EXERCISE DETAILS>
Without the pictures, copy the entries below word for word.

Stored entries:

····················

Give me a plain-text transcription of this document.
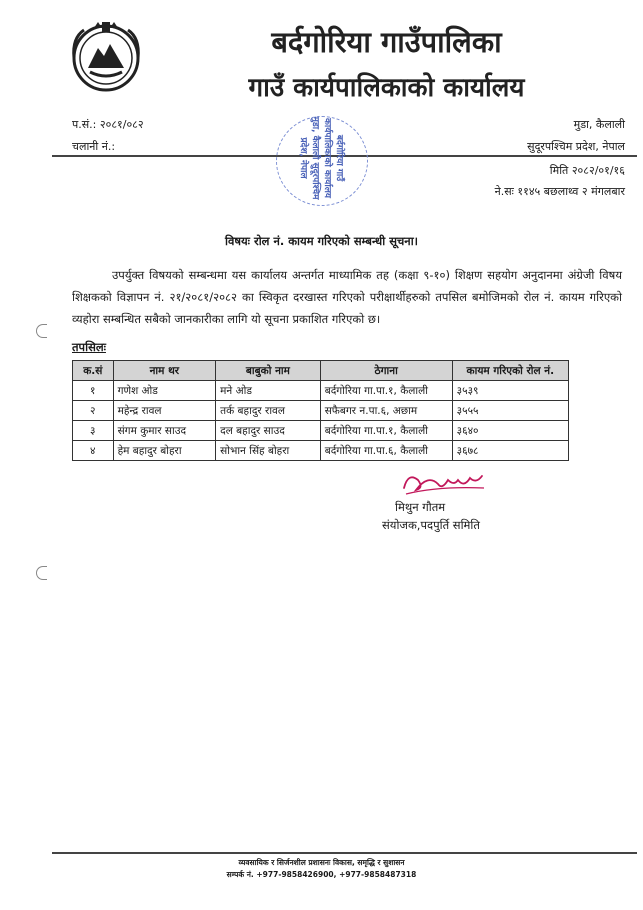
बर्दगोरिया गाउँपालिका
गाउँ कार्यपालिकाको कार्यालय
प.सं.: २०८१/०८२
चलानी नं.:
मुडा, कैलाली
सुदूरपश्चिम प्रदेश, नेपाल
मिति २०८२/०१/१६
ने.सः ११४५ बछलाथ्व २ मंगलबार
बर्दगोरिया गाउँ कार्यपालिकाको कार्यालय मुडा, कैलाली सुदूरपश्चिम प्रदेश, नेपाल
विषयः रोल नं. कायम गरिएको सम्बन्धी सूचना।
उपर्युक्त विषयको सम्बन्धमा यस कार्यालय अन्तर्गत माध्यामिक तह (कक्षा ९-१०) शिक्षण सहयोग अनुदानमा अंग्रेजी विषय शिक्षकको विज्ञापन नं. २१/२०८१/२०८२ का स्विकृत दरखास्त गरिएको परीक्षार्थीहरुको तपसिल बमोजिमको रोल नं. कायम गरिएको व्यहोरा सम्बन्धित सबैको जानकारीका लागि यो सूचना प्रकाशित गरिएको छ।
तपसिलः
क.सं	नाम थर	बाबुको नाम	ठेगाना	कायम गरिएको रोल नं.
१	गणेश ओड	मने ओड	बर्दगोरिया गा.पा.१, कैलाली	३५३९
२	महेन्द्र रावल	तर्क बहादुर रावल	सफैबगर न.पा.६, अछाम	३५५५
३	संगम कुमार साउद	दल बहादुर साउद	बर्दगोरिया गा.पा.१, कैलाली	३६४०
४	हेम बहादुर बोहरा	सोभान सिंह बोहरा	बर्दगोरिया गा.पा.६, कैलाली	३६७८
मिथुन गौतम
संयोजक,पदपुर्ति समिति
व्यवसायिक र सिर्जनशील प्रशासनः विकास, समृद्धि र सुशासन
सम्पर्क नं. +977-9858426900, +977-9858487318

····················

TASK OUTPUT>
Give me a plain-text transcription of this document.
बर्दगोरिया गाउँपालिका
गाउँ कार्यपालिकाको कार्यालय
प.सं.: २०८१/०८२
चलानी नं.:
मुडा, कैलाली
सुदूरपश्चिम प्रदेश, नेपाल
मिति २०८२/०१/१६
ने.सः ११४५ बछलाथ्व २ मंगलबार
बर्दगोरिया गाउँ कार्यपालिकाको कार्यालय मुडा, कैलाली सुदूरपश्चिम प्रदेश, नेपाल
विषयः रोल नं. कायम गरिएको सम्बन्धी सूचना।
उपर्युक्त विषयको सम्बन्धमा यस कार्यालय अन्तर्गत माध्यामिक तह (कक्षा ९-१०) शिक्षण सहयोग अनुदानमा अंग्रेजी विषय शिक्षकको विज्ञापन नं. २१/२०८१/२०८२ का स्विकृत दरखास्त गरिएको परीक्षार्थीहरुको तपसिल बमोजिमको रोल नं. कायम गरिएको व्यहोरा सम्बन्धित सबैको जानकारीका लागि यो सूचना प्रकाशित गरिएको छ।
तपसिलः
क.सं	नाम थर	बाबुको नाम	ठेगाना	कायम गरिएको रोल नं.
१	गणेश ओड	मने ओड	बर्दगोरिया गा.पा.१, कैलाली	३५३९
२	महेन्द्र रावल	तर्क बहादुर रावल	सफैबगर न.पा.६, अछाम	३५५५
३	संगम कुमार साउद	दल बहादुर साउद	बर्दगोरिया गा.पा.१, कैलाली	३६४०
४	हेम बहादुर बोहरा	सोभान सिंह बोहरा	बर्दगोरिया गा.पा.६, कैलाली	३६७८
मिथुन गौतम
संयोजक,पदपुर्ति समिति
व्यवसायिक र सिर्जनशील प्रशासनः विकास, समृद्धि र सुशासन
सम्पर्क नं. +977-9858426900, +977-9858487318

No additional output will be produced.